PROBLEM REQUIREMENTS => Without the pictures, set down the records below word for word.

Stored data =>
-=-=-

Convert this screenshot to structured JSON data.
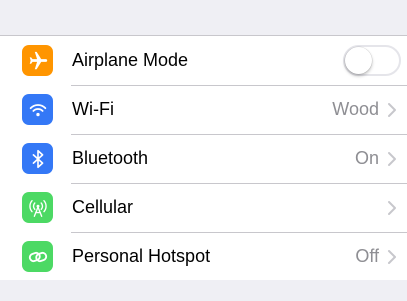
{
  "settings": {
    "rows": [
      {
        "label": "Airplane Mode",
        "value": "",
        "icon": "airplane-icon",
        "color": "#ff9500",
        "control": "toggle",
        "toggle_on": false
      },
      {
        "label": "Wi-Fi",
        "value": "Wood",
        "icon": "wifi-icon",
        "color": "#3478f6",
        "control": "chevron"
      },
      {
        "label": "Bluetooth",
        "value": "On",
        "icon": "bluetooth-icon",
        "color": "#3478f6",
        "control": "chevron"
      },
      {
        "label": "Cellular",
        "value": "",
        "icon": "cellular-icon",
        "color": "#4cd964",
        "control": "chevron"
      },
      {
        "label": "Personal Hotspot",
        "value": "Off",
        "icon": "hotspot-icon",
        "color": "#4cd964",
        "control": "chevron"
      }
    ]
  },
  "colors": {
    "background": "#efeff4",
    "separator": "#c8c7cc",
    "secondary_text": "#8e8e93"
  }
}
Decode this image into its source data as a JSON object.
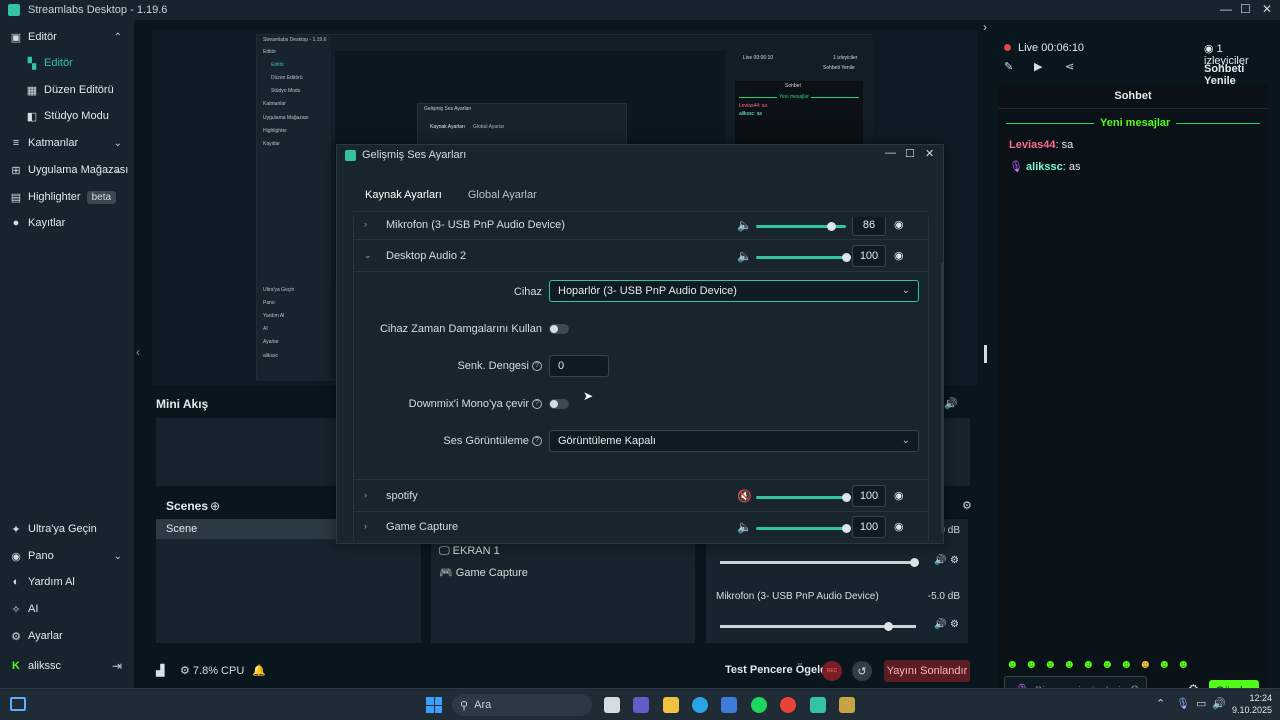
{
  "window": {
    "title": "Streamlabs Desktop - 1.19.6",
    "controls": {
      "minimize": "—",
      "maximize": "☐",
      "close": "✕"
    }
  },
  "sidebar": {
    "top_items": [
      {
        "label": "Editör",
        "icon": "editor-icon",
        "chevron": "⌃"
      },
      {
        "label": "Editör",
        "icon": "editor-sub-icon",
        "active": true
      },
      {
        "label": "Düzen Editörü",
        "icon": "layout-editor-icon"
      },
      {
        "label": "Stüdyo Modu",
        "icon": "studio-mode-icon"
      },
      {
        "label": "Katmanlar",
        "icon": "layers-icon",
        "chevron": "⌄"
      },
      {
        "label": "Uygulama Mağazası",
        "icon": "app-store-icon",
        "chevron": "⌄"
      },
      {
        "label": "Highlighter",
        "icon": "highlighter-icon",
        "badge": "beta"
      },
      {
        "label": "Kayıtlar",
        "icon": "recordings-icon"
      }
    ],
    "bottom_items": [
      {
        "label": "Ultra'ya Geçin",
        "icon": "ultra-icon"
      },
      {
        "label": "Pano",
        "icon": "dashboard-icon",
        "chevron": "⌄"
      },
      {
        "label": "Yardım Al",
        "icon": "help-icon"
      },
      {
        "label": "AI",
        "icon": "ai-icon"
      },
      {
        "label": "Ayarlar",
        "icon": "settings-icon"
      },
      {
        "label": "alikssc",
        "icon": "kick-icon"
      }
    ]
  },
  "nested_preview": {
    "title": "Streamlabs Desktop - 1.19.6",
    "rows": [
      "Editör",
      "Editör",
      "Düzen Editörü",
      "Stüdyo Modu",
      "Katmanlar",
      "Uygulama Mağazası",
      "Highlighter",
      "Kayıtlar"
    ],
    "bottom_rows": [
      "Ultra'ya Geçin",
      "Pano",
      "Yardım Al",
      "AI",
      "Ayarlar",
      "alikssc"
    ],
    "live": "Live 00:06:10",
    "viewers": "1 izleyiciler",
    "chat_title": "Sohbet",
    "refresh": "Sohbeti Yenile",
    "new_messages": "Yeni mesajlar",
    "msg1": "Levias44: sa",
    "msg2": "alikssc: as",
    "inner_dialog_title": "Gelişmiş Ses Ayarları",
    "inner_tabs": [
      "Kaynak Ayarları",
      "Global Ayarlar"
    ]
  },
  "dialog": {
    "title": "Gelişmiş Ses Ayarları",
    "tabs": [
      "Kaynak Ayarları",
      "Global Ayarlar"
    ],
    "sources": [
      {
        "name": "Mikrofon (3- USB PnP Audio Device)",
        "volume": "86",
        "level": 0.82,
        "muted": false
      },
      {
        "name": "Desktop Audio 2",
        "volume": "100",
        "level": 1.0,
        "muted": false
      },
      {
        "name": "spotify",
        "volume": "100",
        "level": 1.0,
        "muted": true
      },
      {
        "name": "Game Capture",
        "volume": "100",
        "level": 1.0,
        "muted": false
      }
    ],
    "fields": {
      "device_label": "Cihaz",
      "device_value": "Hoparlör (3- USB PnP Audio Device)",
      "timestamps_label": "Cihaz Zaman Damgalarını Kullan",
      "sync_label": "Senk. Dengesi",
      "sync_value": "0",
      "downmix_label": "Downmix'i Mono'ya çevir",
      "monitoring_label": "Ses Görüntüleme",
      "monitoring_value": "Görüntüleme Kapalı"
    }
  },
  "mini_akis": {
    "title": "Mini Akış"
  },
  "scenes": {
    "title": "Scenes",
    "items": [
      "Scene"
    ],
    "sources": [
      "EKRAN 1",
      "Game Capture"
    ]
  },
  "mixer": {
    "top_db": "0 dB",
    "mic_name": "Mikrofon (3- USB PnP Audio Device)",
    "mic_db": "-5.0 dB"
  },
  "statusbar": {
    "cpu": "7.8% CPU",
    "test_label": "Test Pencere Ögeleri",
    "rec_label": "REC",
    "end_stream": "Yayını Sonlandır"
  },
  "right_panel": {
    "live": "Live 00:06:10",
    "viewers": "1 izleyiciler",
    "refresh": "Sohbeti Yenile",
    "chat_title": "Sohbet",
    "new_messages": "Yeni mesajlar",
    "messages": [
      {
        "user": "Levias44",
        "text": ": sa",
        "color": "#ff6b8a"
      },
      {
        "user": "alikssc",
        "text": ": as",
        "color": "#80f5d2"
      }
    ],
    "input_placeholder": "Bir mesaj gönderin",
    "send": "Gönder"
  },
  "taskbar": {
    "search": "Ara",
    "time": "12:24",
    "date": "9.10.2025"
  },
  "colors": {
    "accent": "#31c3a2",
    "kick_green": "#53fc18",
    "end_red": "#5a1d24"
  }
}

-=-=-

RESPONSE TO THIS TASK =>
Convert this screenshot to structured JSON data.
{
  "settings": {
    "rows": [
      {
        "label": "Airplane Mode",
        "value": "",
        "icon": "airplane-icon",
        "color": "#ff9500",
        "control": "toggle",
        "toggle_on": false
      },
      {
        "label": "Wi-Fi",
        "value": "Wood",
        "icon": "wifi-icon",
        "color": "#3478f6",
        "control": "chevron"
      },
      {
        "label": "Bluetooth",
        "value": "On",
        "icon": "bluetooth-icon",
        "color": "#3478f6",
        "control": "chevron"
      },
      {
        "label": "Cellular",
        "value": "",
        "icon": "cellular-icon",
        "color": "#4cd964",
        "control": "chevron"
      },
      {
        "label": "Personal Hotspot",
        "value": "Off",
        "icon": "hotspot-icon",
        "color": "#4cd964",
        "control": "chevron"
      }
    ]
  },
  "colors": {
    "background": "#efeff4",
    "separator": "#c8c7cc",
    "secondary_text": "#8e8e93"
  }
}
Decode this image into its source data as a JSON object.
{
  "window": {
    "title": "Streamlabs Desktop - 1.19.6",
    "controls": {
      "minimize": "—",
      "maximize": "☐",
      "close": "✕"
    }
  },
  "sidebar": {
    "top_items": [
      {
        "label": "Editör",
        "icon": "editor-icon",
        "chevron": "⌃"
      },
      {
        "label": "Editör",
        "icon": "editor-sub-icon",
        "active": true
      },
      {
        "label": "Düzen Editörü",
        "icon": "layout-editor-icon"
      },
      {
        "label": "Stüdyo Modu",
        "icon": "studio-mode-icon"
      },
      {
        "label": "Katmanlar",
        "icon": "layers-icon",
        "chevron": "⌄"
      },
      {
        "label": "Uygulama Mağazası",
        "icon": "app-store-icon",
        "chevron": "⌄"
      },
      {
        "label": "Highlighter",
        "icon": "highlighter-icon",
        "badge": "beta"
      },
      {
        "label": "Kayıtlar",
        "icon": "recordings-icon"
      }
    ],
    "bottom_items": [
      {
        "label": "Ultra'ya Geçin",
        "icon": "ultra-icon"
      },
      {
        "label": "Pano",
        "icon": "dashboard-icon",
        "chevron": "⌄"
      },
      {
        "label": "Yardım Al",
        "icon": "help-icon"
      },
      {
        "label": "AI",
        "icon": "ai-icon"
      },
      {
        "label": "Ayarlar",
        "icon": "settings-icon"
      },
      {
        "label": "alikssc",
        "icon": "kick-icon"
      }
    ]
  },
  "nested_preview": {
    "title": "Streamlabs Desktop - 1.19.6",
    "rows": [
      "Editör",
      "Editör",
      "Düzen Editörü",
      "Stüdyo Modu",
      "Katmanlar",
      "Uygulama Mağazası",
      "Highlighter",
      "Kayıtlar"
    ],
    "bottom_rows": [
      "Ultra'ya Geçin",
      "Pano",
      "Yardım Al",
      "AI",
      "Ayarlar",
      "alikssc"
    ],
    "live": "Live 00:06:10",
    "viewers": "1 izleyiciler",
    "chat_title": "Sohbet",
    "refresh": "Sohbeti Yenile",
    "new_messages": "Yeni mesajlar",
    "msg1": "Levias44: sa",
    "msg2": "alikssc: as",
    "inner_dialog_title": "Gelişmiş Ses Ayarları",
    "inner_tabs": [
      "Kaynak Ayarları",
      "Global Ayarlar"
    ]
  },
  "dialog": {
    "title": "Gelişmiş Ses Ayarları",
    "tabs": [
      "Kaynak Ayarları",
      "Global Ayarlar"
    ],
    "sources": [
      {
        "name": "Mikrofon (3- USB PnP Audio Device)",
        "volume": "86",
        "level": 0.82,
        "muted": false
      },
      {
        "name": "Desktop Audio 2",
        "volume": "100",
        "level": 1.0,
        "muted": false
      },
      {
        "name": "spotify",
        "volume": "100",
        "level": 1.0,
        "muted": true
      },
      {
        "name": "Game Capture",
        "volume": "100",
        "level": 1.0,
        "muted": false
      }
    ],
    "fields": {
      "device_label": "Cihaz",
      "device_value": "Hoparlör (3- USB PnP Audio Device)",
      "timestamps_label": "Cihaz Zaman Damgalarını Kullan",
      "sync_label": "Senk. Dengesi",
      "sync_value": "0",
      "downmix_label": "Downmix'i Mono'ya çevir",
      "monitoring_label": "Ses Görüntüleme",
      "monitoring_value": "Görüntüleme Kapalı"
    }
  },
  "mini_akis": {
    "title": "Mini Akış"
  },
  "scenes": {
    "title": "Scenes",
    "items": [
      "Scene"
    ],
    "sources": [
      "EKRAN 1",
      "Game Capture"
    ]
  },
  "mixer": {
    "top_db": "0 dB",
    "mic_name": "Mikrofon (3- USB PnP Audio Device)",
    "mic_db": "-5.0 dB"
  },
  "statusbar": {
    "cpu": "7.8% CPU",
    "test_label": "Test Pencere Ögeleri",
    "rec_label": "REC",
    "end_stream": "Yayını Sonlandır"
  },
  "right_panel": {
    "live": "Live 00:06:10",
    "viewers": "1 izleyiciler",
    "refresh": "Sohbeti Yenile",
    "chat_title": "Sohbet",
    "new_messages": "Yeni mesajlar",
    "messages": [
      {
        "user": "Levias44",
        "text": ": sa",
        "color": "#ff6b8a"
      },
      {
        "user": "alikssc",
        "text": ": as",
        "color": "#80f5d2"
      }
    ],
    "input_placeholder": "Bir mesaj gönderin",
    "send": "Gönder"
  },
  "taskbar": {
    "search": "Ara",
    "time": "12:24",
    "date": "9.10.2025"
  },
  "colors": {
    "accent": "#31c3a2",
    "kick_green": "#53fc18",
    "end_red": "#5a1d24"
  }
}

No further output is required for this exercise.